Document section =>
.....

I just downloaded it from the site that you posted it on. Raw and unedited is good - the unpolished production really suits the character of the pine bodied guitars, it's honest - so I will just use it as is. If you send me your details I'll credit you for the clip.

Andy


----------



## soundhound6 (Jun 30, 2008)

Yeah...I can just imagine that crunch blasting out of a bassman into the surrounding suites...LOL!

Thanks for the pup info,too. 

Jan :food-smiley-004:


----------



## shoretyus (Jan 6, 2007)

fraser said:


> sure, using the clip sounds like a plan,



ooohh 15 secs of fame too good deal :smilie_flagge17:


----------



## fraser (Feb 24, 2007)

shoretyus said:


> ooohh 15 secs of fame too good deal :smilie_flagge17:


lol- i figure i used my 15 seconds a couple times now over the years-
ive commited my share of atrocities
ill take this one too!
:food-smiley-004:


----------



## valriver40 (Oct 22, 2007)

great looking and sounding guitar!


----------



## fraser (Feb 24, 2007)

valriver40 said:


> great looking and sounding guitar!


thanks val
still enjoying it. stupid thing is i abandoned the electric guitar some years ago as a form of musical expression. doesnt work well as a solo instrument.
but there it sits, tempting me- i pick it up and its like an eager puppy. i sit around happily wanking away on it, wasting my time, getting nothing accomplished.
even more stupidity, ive got another strat half built. had to hide it from myself in the closet


----------



## Mogwaii (Feb 16, 2007)

mmmmmmmm... Looks like fun!


----------



## shoretyus (Jan 6, 2007)

fraser said:


> thanks val
> still enjoying it. stupid thing is i abandoned the electric guitar some years ago as a form of musical expression. doesnt work well as a solo instrument.


I disagree with you on that one. Billy Bragg does it justice.


----------



## fraser (Feb 24, 2007)

shoretyus said:


> I disagree with you on that one. Billy Bragg does it justice.


aye pat, he does. but im not billy bragg. i am fraser. lol:smile:


----------



## al3d (Oct 3, 2007)

Mind if i ask what you use to finish the body?..looks awsome


----------



## fraser (Feb 24, 2007)

al3d said:


> Mind if i ask what you use to finish the body?..looks awsome


hi al3d- thanks
i used 1 can clear dewaxed(bullseye brand) shellac, rattle can, as a sealer coat.
then 2 cans clear gloss nitrocellulose (cabot stain brand), rattle cans.

waited a day, then wetsanded and polished with turtle wax paste polish


----------



## al3d (Oct 3, 2007)

fraser said:


> hi al3d- thanks
> i used 1 can clear dewaxed(bullseye brand) shellac, rattle can, as a sealer coat.
> then 2 cans clear gloss nitrocellulose (cabot stain brand), rattle cans.
> 
> waited a day, then wetsanded and polished with turtle wax paste polish


waited only a day with nitro to sand it?...damn..everywhere i read they mentionned to let it cure like 1 month, 2 if possible.

where did you get that nitro in a rattle can also?


----------



## fraser (Feb 24, 2007)

al3d said:


> waited only a day with nitro to sand it?...damn..everywhere i read they mentionned to let it cure like 1 month, 2 if possible.

.....

Data lines =>

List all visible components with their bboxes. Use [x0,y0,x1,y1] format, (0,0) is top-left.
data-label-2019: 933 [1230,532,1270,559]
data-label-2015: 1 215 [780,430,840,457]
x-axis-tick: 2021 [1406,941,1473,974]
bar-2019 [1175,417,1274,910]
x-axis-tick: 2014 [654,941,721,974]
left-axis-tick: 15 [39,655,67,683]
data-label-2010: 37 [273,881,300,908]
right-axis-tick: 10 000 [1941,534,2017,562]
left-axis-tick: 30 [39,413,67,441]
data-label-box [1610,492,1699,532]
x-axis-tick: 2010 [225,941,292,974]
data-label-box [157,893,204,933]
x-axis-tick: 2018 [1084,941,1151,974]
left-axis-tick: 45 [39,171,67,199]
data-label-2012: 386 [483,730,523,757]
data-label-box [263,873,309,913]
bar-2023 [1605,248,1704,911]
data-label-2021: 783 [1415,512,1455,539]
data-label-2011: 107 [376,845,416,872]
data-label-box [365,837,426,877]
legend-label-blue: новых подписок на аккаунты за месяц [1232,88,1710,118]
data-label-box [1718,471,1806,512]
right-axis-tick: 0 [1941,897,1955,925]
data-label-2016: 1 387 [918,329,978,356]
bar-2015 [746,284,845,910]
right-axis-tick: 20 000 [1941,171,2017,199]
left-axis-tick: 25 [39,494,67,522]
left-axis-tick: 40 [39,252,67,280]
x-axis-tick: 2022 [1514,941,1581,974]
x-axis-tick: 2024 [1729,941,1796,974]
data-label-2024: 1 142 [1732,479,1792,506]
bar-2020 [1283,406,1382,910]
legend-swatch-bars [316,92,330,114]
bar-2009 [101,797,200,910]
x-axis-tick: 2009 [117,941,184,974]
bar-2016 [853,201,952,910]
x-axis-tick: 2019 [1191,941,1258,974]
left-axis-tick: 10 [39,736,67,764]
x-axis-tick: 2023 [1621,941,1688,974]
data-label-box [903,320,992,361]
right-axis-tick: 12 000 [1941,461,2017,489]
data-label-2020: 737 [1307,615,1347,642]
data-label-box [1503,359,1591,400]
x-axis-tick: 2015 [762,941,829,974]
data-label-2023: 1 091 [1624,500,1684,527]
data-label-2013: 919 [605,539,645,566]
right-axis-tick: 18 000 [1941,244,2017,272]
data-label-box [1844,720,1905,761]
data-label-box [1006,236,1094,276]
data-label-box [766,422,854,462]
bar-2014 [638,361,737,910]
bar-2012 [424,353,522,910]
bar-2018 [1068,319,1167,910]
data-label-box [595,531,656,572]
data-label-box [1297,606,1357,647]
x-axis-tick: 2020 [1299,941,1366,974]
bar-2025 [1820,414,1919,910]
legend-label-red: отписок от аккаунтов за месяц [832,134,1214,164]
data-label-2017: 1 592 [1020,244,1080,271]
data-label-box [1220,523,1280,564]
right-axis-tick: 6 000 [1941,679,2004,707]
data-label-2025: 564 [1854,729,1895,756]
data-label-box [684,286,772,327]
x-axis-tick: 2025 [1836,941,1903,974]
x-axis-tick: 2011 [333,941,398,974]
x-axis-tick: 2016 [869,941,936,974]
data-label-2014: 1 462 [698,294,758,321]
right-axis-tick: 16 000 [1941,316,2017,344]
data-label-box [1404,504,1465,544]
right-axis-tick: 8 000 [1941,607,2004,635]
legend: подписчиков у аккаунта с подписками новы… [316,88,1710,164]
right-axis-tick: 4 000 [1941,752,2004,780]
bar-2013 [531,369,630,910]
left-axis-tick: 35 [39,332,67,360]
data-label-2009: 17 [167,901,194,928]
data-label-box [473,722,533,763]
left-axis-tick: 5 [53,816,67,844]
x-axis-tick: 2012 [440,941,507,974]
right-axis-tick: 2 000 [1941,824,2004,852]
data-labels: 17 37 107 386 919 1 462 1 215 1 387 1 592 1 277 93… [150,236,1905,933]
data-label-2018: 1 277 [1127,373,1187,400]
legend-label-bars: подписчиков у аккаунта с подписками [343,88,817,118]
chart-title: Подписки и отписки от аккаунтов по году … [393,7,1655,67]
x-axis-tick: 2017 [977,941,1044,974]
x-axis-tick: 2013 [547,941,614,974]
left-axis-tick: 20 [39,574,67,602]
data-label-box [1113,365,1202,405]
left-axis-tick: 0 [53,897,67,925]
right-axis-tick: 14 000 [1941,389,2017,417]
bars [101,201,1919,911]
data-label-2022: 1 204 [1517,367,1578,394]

.....

Tasks for this exercise =>
a: In the guitar forum thread, what did fraser spray on the body as a sealer coat?
b: Carry the guitar forum thread on from its last line.

Exercise results =>
a: One rattle can of clear dewaxed shellac, Bullseye brand.

b:
> 
> where did you get that nitro in a rattle can also?


hehe, well ya ive heard that too, but never tried it. i sprayed lacquer in the days before the internet, and 24 hours always worked, so thats how i do it. other guys have the same experience with it. of course ive never tried to produce a mirror finish or anything- maybe thats why.

this cabot stain stuff i got from lowes- from a tip about nitro brushing lacquer that hammguitars posted a while back. i found that lowes also carried rattle can versions, one an acrylic lacquer, and one a nitrocellulose lacquer. as well as a poly or two. $10.00 a can. if you read the ingredients, itll have nitrocellulose listed- on cabot websites etc im only finding the acrylic version- sorry no link m8
i also got my shellac there- zinserr bullseye brand
deft nitro is available online in canada in rattle cans, but its got uv protection stuff in it. the cabot stuff doesnt im sure, because this guitar has already yellowed some lol.


----------



## shoretyus (Jan 6, 2007)

fraser said:


> hehe, well ya ive heard that too, but never tried it. i sprayed lacquer in the days before the internet, and 24 hours always worked, so thats how i do it. other guys have the same experience with it. of course ive never tried to produce a mirror finish or anything- maybe thats why.


That is where the differences are. I have never used a spray can so I have a hard time visualize how much is in a can. I use a spray gun. The first ones I sprayed leveled out great but the was probably more material than from a spray can. It took awhile to cure. 

I did a neck though and gave it two quick hits not wanting it two thick. I was able to wet sand it the next day.


----------



## fraser (Feb 24, 2007)

shoretyus said:


> That is where the differences are. I have never used a spray can so I have a hard time visualize how much is in a can. I use a spray gun. The first ones I sprayed leveled out great but the was probably more material than from a spray can. It took awhile to cure.
> 
> I did a neck though and gave it two quick hits not wanting it two thick. I was able to wet sand it the next day.


my prefered gun at work holds only about an eighth of a gallon, thats enamel paint mixed with xylene. the cans i used for this guitar were i think 11 ounces- about the same i think. but hell, as a kid they taught me to count and add and estimate and shit, then said- ok now were metric. ive been lost ever since, and always measure by sight to get by.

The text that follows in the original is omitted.